## Start SUPPLIED DATA

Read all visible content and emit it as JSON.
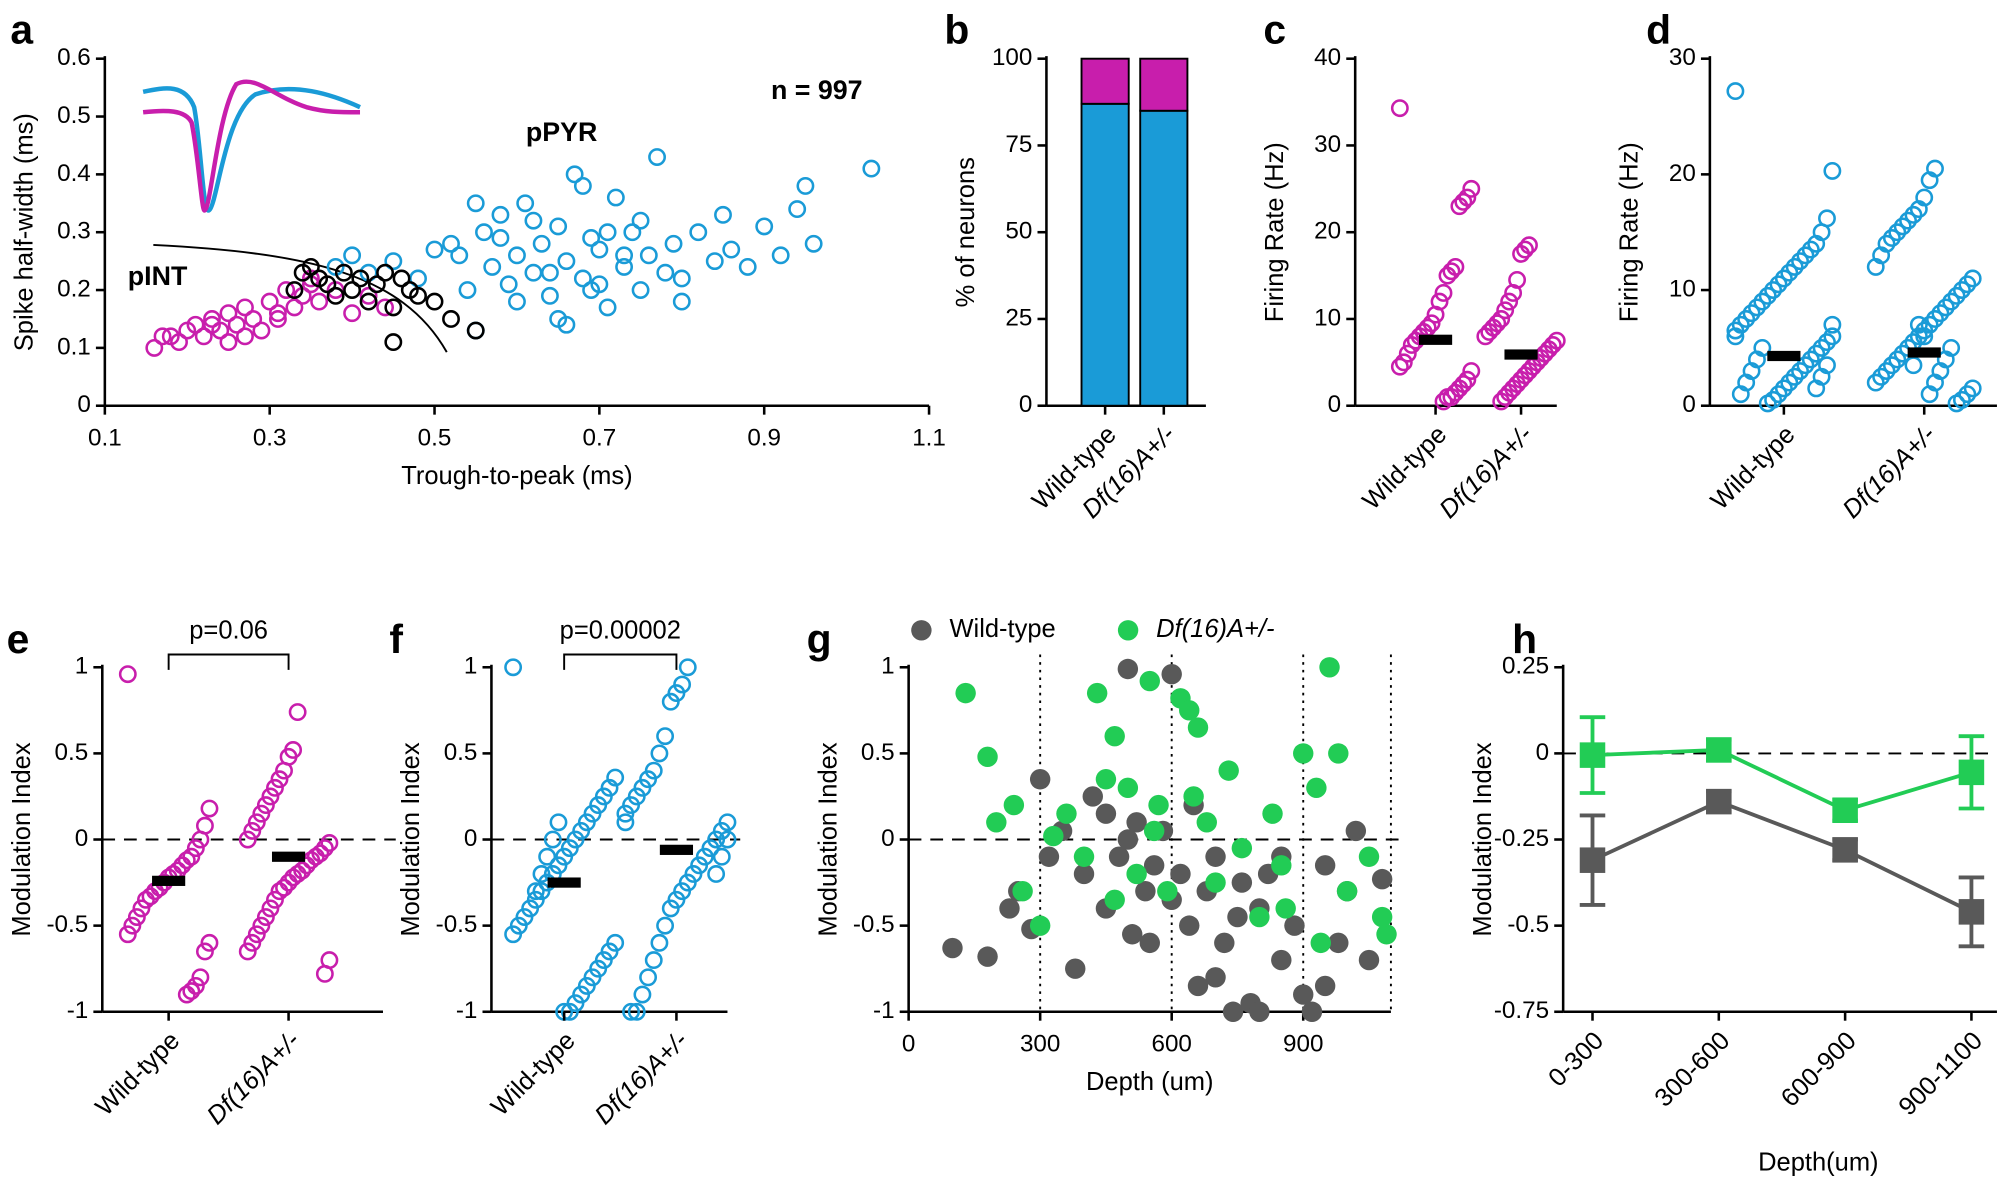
{
  "chart_data": [
    {
      "panel": "a",
      "type": "scatter",
      "xlabel": "Trough-to-peak (ms)",
      "ylabel": "Spike half-width (ms)",
      "xlim": [
        0.1,
        1.1
      ],
      "xticks": [
        0.1,
        0.3,
        0.5,
        0.7,
        0.9,
        1.1
      ],
      "ylim": [
        0,
        0.6
      ],
      "yticks": [
        0,
        0.1,
        0.2,
        0.3,
        0.4,
        0.5,
        0.6
      ],
      "annotations": [
        "n = 997",
        "pPYR",
        "pINT"
      ],
      "series": [
        {
          "color": "#c81eac",
          "x": [
            0.16,
            0.18,
            0.2,
            0.21,
            0.22,
            0.23,
            0.24,
            0.25,
            0.26,
            0.27,
            0.28,
            0.29,
            0.3,
            0.31,
            0.32,
            0.33,
            0.34,
            0.35,
            0.36,
            0.38,
            0.4,
            0.42,
            0.44,
            0.19,
            0.23,
            0.27,
            0.31,
            0.35,
            0.17,
            0.25
          ],
          "values": [
            0.1,
            0.12,
            0.13,
            0.14,
            0.12,
            0.15,
            0.13,
            0.16,
            0.14,
            0.17,
            0.15,
            0.13,
            0.18,
            0.16,
            0.2,
            0.17,
            0.19,
            0.21,
            0.18,
            0.2,
            0.16,
            0.19,
            0.17,
            0.11,
            0.14,
            0.12,
            0.15,
            0.22,
            0.12,
            0.11
          ]
        },
        {
          "color": "#1a9bd7",
          "x": [
            0.38,
            0.4,
            0.42,
            0.45,
            0.48,
            0.5,
            0.52,
            0.54,
            0.55,
            0.56,
            0.57,
            0.58,
            0.59,
            0.6,
            0.61,
            0.62,
            0.63,
            0.64,
            0.65,
            0.66,
            0.67,
            0.68,
            0.69,
            0.7,
            0.71,
            0.72,
            0.73,
            0.74,
            0.75,
            0.76,
            0.77,
            0.78,
            0.79,
            0.8,
            0.82,
            0.84,
            0.86,
            0.88,
            0.9,
            0.92,
            0.94,
            0.96,
            1.03,
            0.6,
            0.62,
            0.65,
            0.68,
            0.7,
            0.73,
            0.58,
            0.55,
            0.75,
            0.8,
            0.66,
            0.64,
            0.71,
            0.69,
            0.53,
            0.85,
            0.95
          ],
          "values": [
            0.24,
            0.26,
            0.23,
            0.25,
            0.22,
            0.27,
            0.28,
            0.2,
            0.13,
            0.3,
            0.24,
            0.33,
            0.21,
            0.26,
            0.35,
            0.23,
            0.28,
            0.19,
            0.31,
            0.25,
            0.4,
            0.22,
            0.29,
            0.27,
            0.17,
            0.36,
            0.24,
            0.3,
            0.2,
            0.26,
            0.43,
            0.23,
            0.28,
            0.22,
            0.3,
            0.25,
            0.27,
            0.24,
            0.31,
            0.26,
            0.34,
            0.28,
            0.41,
            0.18,
            0.32,
            0.15,
            0.38,
            0.21,
            0.26,
            0.29,
            0.35,
            0.32,
            0.18,
            0.14,
            0.23,
            0.3,
            0.2,
            0.26,
            0.33,
            0.38
          ]
        },
        {
          "color": "#000000",
          "x": [
            0.33,
            0.34,
            0.35,
            0.36,
            0.37,
            0.38,
            0.39,
            0.4,
            0.41,
            0.42,
            0.43,
            0.44,
            0.45,
            0.46,
            0.47,
            0.48,
            0.5,
            0.52,
            0.55,
            0.45
          ],
          "values": [
            0.2,
            0.23,
            0.24,
            0.22,
            0.21,
            0.19,
            0.23,
            0.2,
            0.22,
            0.18,
            0.21,
            0.23,
            0.17,
            0.22,
            0.2,
            0.19,
            0.18,
            0.15,
            0.13,
            0.11
          ]
        }
      ]
    },
    {
      "panel": "b",
      "type": "stacked",
      "ylabel": "% of neurons",
      "ylim": [
        0,
        100
      ],
      "yticks": [
        0,
        25,
        50,
        75,
        100
      ],
      "categories": [
        "Wild-type",
        "Df(16)A+/-"
      ],
      "series": [
        {
          "color": "#1a9bd7",
          "values": [
            87,
            85
          ]
        },
        {
          "color": "#c81eac",
          "values": [
            13,
            15
          ]
        }
      ]
    },
    {
      "panel": "c",
      "type": "strip",
      "ylabel": "Firing Rate (Hz)",
      "ylim": [
        0,
        40
      ],
      "yticks": [
        0,
        10,
        20,
        30,
        40
      ],
      "categories": [
        "Wild-type",
        "Df(16)A+/-"
      ],
      "color": "#c81eac",
      "means": [
        7.6,
        5.9
      ],
      "values": [
        [
          34.3,
          25,
          24,
          23.5,
          23,
          16,
          15.5,
          15,
          13,
          12,
          10.5,
          9.5,
          9,
          8.5,
          8,
          7.5,
          7,
          6,
          5,
          4.5,
          4,
          3,
          2.5,
          2,
          1.5,
          1,
          1,
          0.5
        ],
        [
          18.5,
          18,
          17.5,
          14.5,
          13,
          12,
          11,
          10,
          9.5,
          9,
          8.5,
          8,
          7.5,
          7,
          6.5,
          6,
          5.5,
          5,
          4.5,
          4,
          3.5,
          3,
          2.5,
          2,
          1.5,
          1,
          0.5
        ]
      ]
    },
    {
      "panel": "d",
      "type": "strip",
      "ylabel": "Firing Rate (Hz)",
      "ylim": [
        0,
        30
      ],
      "yticks": [
        0,
        10,
        20,
        30
      ],
      "categories": [
        "Wild-type",
        "Df(16)A+/-"
      ],
      "color": "#1a9bd7",
      "means": [
        4.3,
        4.6
      ],
      "values": [
        [
          27.2,
          20.3,
          16.2,
          15,
          14,
          13.5,
          13,
          12.5,
          12,
          11.5,
          11,
          10.5,
          10,
          9.5,
          9,
          8.5,
          8,
          7.5,
          7,
          6.5,
          6,
          5.5,
          5,
          4.5,
          4,
          3.5,
          3,
          2.5,
          2,
          1.5,
          1,
          0.5,
          0.2,
          5,
          4,
          3,
          2,
          1,
          6,
          7,
          3.5,
          2.5,
          1.5
        ],
        [
          20.5,
          19.5,
          18,
          17,
          16.5,
          16,
          15.5,
          15,
          14.5,
          14,
          13,
          12,
          11,
          10.5,
          10,
          9.5,
          9,
          8.5,
          8,
          7.5,
          7,
          6.5,
          6,
          5.5,
          5,
          4.5,
          4,
          3.5,
          3,
          2.5,
          2,
          1.5,
          1,
          0.5,
          0.2,
          5,
          4,
          3,
          2,
          1,
          6,
          7,
          3.5
        ]
      ]
    },
    {
      "panel": "e",
      "type": "strip",
      "ylabel": "Modulation Index",
      "ylim": [
        -1,
        1
      ],
      "yticks": [
        -1,
        -0.5,
        0,
        0.5,
        1
      ],
      "zero_line": true,
      "categories": [
        "Wild-type",
        "Df(16)A+/-"
      ],
      "color": "#c81eac",
      "means": [
        -0.24,
        -0.1
      ],
      "annotations": [
        "p=0.06"
      ],
      "values": [
        [
          0.96,
          0.18,
          0.08,
          0,
          -0.05,
          -0.1,
          -0.12,
          -0.15,
          -0.18,
          -0.2,
          -0.22,
          -0.25,
          -0.28,
          -0.3,
          -0.33,
          -0.35,
          -0.4,
          -0.45,
          -0.5,
          -0.55,
          -0.6,
          -0.65,
          -0.8,
          -0.85,
          -0.88,
          -0.9
        ],
        [
          0.74,
          0.52,
          0.48,
          0.4,
          0.35,
          0.3,
          0.25,
          0.2,
          0.15,
          0.1,
          0.05,
          0,
          -0.02,
          -0.05,
          -0.08,
          -0.1,
          -0.12,
          -0.15,
          -0.18,
          -0.2,
          -0.22,
          -0.25,
          -0.28,
          -0.3,
          -0.35,
          -0.4,
          -0.45,
          -0.5,
          -0.55,
          -0.6,
          -0.65,
          -0.7,
          -0.78
        ]
      ]
    },
    {
      "panel": "f",
      "type": "strip",
      "ylabel": "Modulation Index",
      "ylim": [
        -1,
        1
      ],
      "yticks": [
        -1,
        -0.5,
        0,
        0.5,
        1
      ],
      "zero_line": true,
      "categories": [
        "Wild-type",
        "Df(16)A+/-"
      ],
      "color": "#1a9bd7",
      "means": [
        -0.25,
        -0.06
      ],
      "annotations": [
        "p=0.00002"
      ],
      "values": [
        [
          1,
          0.36,
          0.3,
          0.25,
          0.2,
          0.15,
          0.1,
          0.05,
          0,
          -0.05,
          -0.1,
          -0.15,
          -0.2,
          -0.25,
          -0.3,
          -0.35,
          -0.4,
          -0.45,
          -0.5,
          -0.55,
          -0.6,
          -0.65,
          -0.7,
          -0.75,
          -0.8,
          -0.85,
          -0.9,
          -0.95,
          -1,
          -1,
          0.1,
          0,
          -0.1,
          -0.2,
          -0.3
        ],
        [
          1,
          0.9,
          0.85,
          0.8,
          0.6,
          0.5,
          0.4,
          0.35,
          0.3,
          0.25,
          0.2,
          0.15,
          0.1,
          0.05,
          0,
          -0.05,
          -0.1,
          -0.15,
          -0.2,
          -0.25,
          -0.3,
          -0.35,
          -0.4,
          -0.5,
          -0.6,
          -0.7,
          -0.8,
          -0.9,
          -1,
          -1,
          0.1,
          0,
          -0.1,
          -0.2
        ]
      ]
    },
    {
      "panel": "g",
      "type": "scatter",
      "filled": true,
      "xlabel": "Depth (um)",
      "ylabel": "Modulation Index",
      "zero_line": true,
      "vlines": true,
      "xlim": [
        0,
        1100
      ],
      "xticks": [
        0,
        300,
        600,
        900
      ],
      "ylim": [
        -1,
        1
      ],
      "yticks": [
        -1,
        -0.5,
        0,
        0.5,
        1
      ],
      "series": [
        {
          "name": "Wild-type",
          "color": "#595959",
          "x": [
            100,
            180,
            230,
            250,
            280,
            300,
            320,
            350,
            380,
            400,
            420,
            450,
            480,
            500,
            510,
            520,
            540,
            560,
            580,
            600,
            620,
            640,
            660,
            680,
            700,
            720,
            740,
            760,
            780,
            800,
            820,
            850,
            880,
            900,
            920,
            950,
            980,
            1000,
            1020,
            1050,
            1080,
            500,
            600,
            700,
            800,
            450,
            550,
            650,
            750,
            850,
            950
          ],
          "values": [
            -0.63,
            -0.68,
            -0.4,
            -0.3,
            -0.52,
            0.35,
            -0.1,
            0.05,
            -0.75,
            -0.2,
            0.25,
            -0.4,
            -0.1,
            0.99,
            -0.55,
            0.1,
            -0.3,
            -0.15,
            0.05,
            0.96,
            -0.2,
            -0.5,
            -0.85,
            -0.3,
            -0.1,
            -0.6,
            -1,
            -0.25,
            -0.95,
            -0.4,
            -0.2,
            -0.7,
            -0.5,
            -0.9,
            -1,
            -0.85,
            -0.6,
            -0.3,
            0.05,
            -0.7,
            -0.23,
            0,
            -0.35,
            -0.8,
            -1,
            0.15,
            -0.6,
            0.2,
            -0.45,
            -0.1,
            -0.15
          ]
        },
        {
          "name": "Df(16)A+/-",
          "color": "#22cc55",
          "x": [
            130,
            180,
            200,
            240,
            260,
            300,
            330,
            360,
            400,
            430,
            450,
            470,
            500,
            520,
            550,
            570,
            590,
            620,
            640,
            660,
            680,
            700,
            730,
            760,
            800,
            830,
            860,
            900,
            930,
            960,
            980,
            1000,
            1050,
            1080,
            1090,
            470,
            560,
            650,
            850,
            940
          ],
          "values": [
            0.85,
            0.48,
            0.1,
            0.2,
            -0.3,
            -0.5,
            0.02,
            0.15,
            -0.1,
            0.85,
            0.35,
            0.6,
            0.3,
            -0.2,
            0.92,
            0.2,
            -0.3,
            0.82,
            0.75,
            0.65,
            0.1,
            -0.25,
            0.4,
            -0.05,
            -0.45,
            0.15,
            -0.4,
            0.5,
            0.3,
            1,
            0.5,
            -0.3,
            -0.1,
            -0.45,
            -0.55,
            -0.35,
            0.05,
            0.25,
            -0.15,
            -0.6
          ]
        }
      ]
    },
    {
      "panel": "h",
      "type": "line",
      "xlabel": "Depth(um)",
      "ylabel": "Modulation Index",
      "zero_line": true,
      "ylim": [
        -0.75,
        0.25
      ],
      "yticks": [
        -0.75,
        -0.5,
        -0.25,
        0,
        0.25
      ],
      "categories": [
        "0-300",
        "300-600",
        "600-900",
        "900-1100"
      ],
      "series": [
        {
          "color": "#595959",
          "values": [
            -0.31,
            -0.14,
            -0.28,
            -0.46
          ],
          "errors": [
            0.13,
            0.03,
            0.03,
            0.1
          ]
        },
        {
          "color": "#22cc55",
          "values": [
            -0.005,
            0.01,
            -0.165,
            -0.055
          ],
          "errors": [
            0.11,
            0.03,
            0.03,
            0.105
          ]
        }
      ]
    }
  ]
}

## End SUPPLIED DATA

TASK INSTRUCTIONS
From the listing above, pick out each line where the word "panel" appears.

WRITTEN SOLUTION
      "panel": "a",
      "panel": "b",
      "panel": "c",
      "panel": "d",
      "panel": "e",
      "panel": "f",
      "panel": "g",
      "panel": "h",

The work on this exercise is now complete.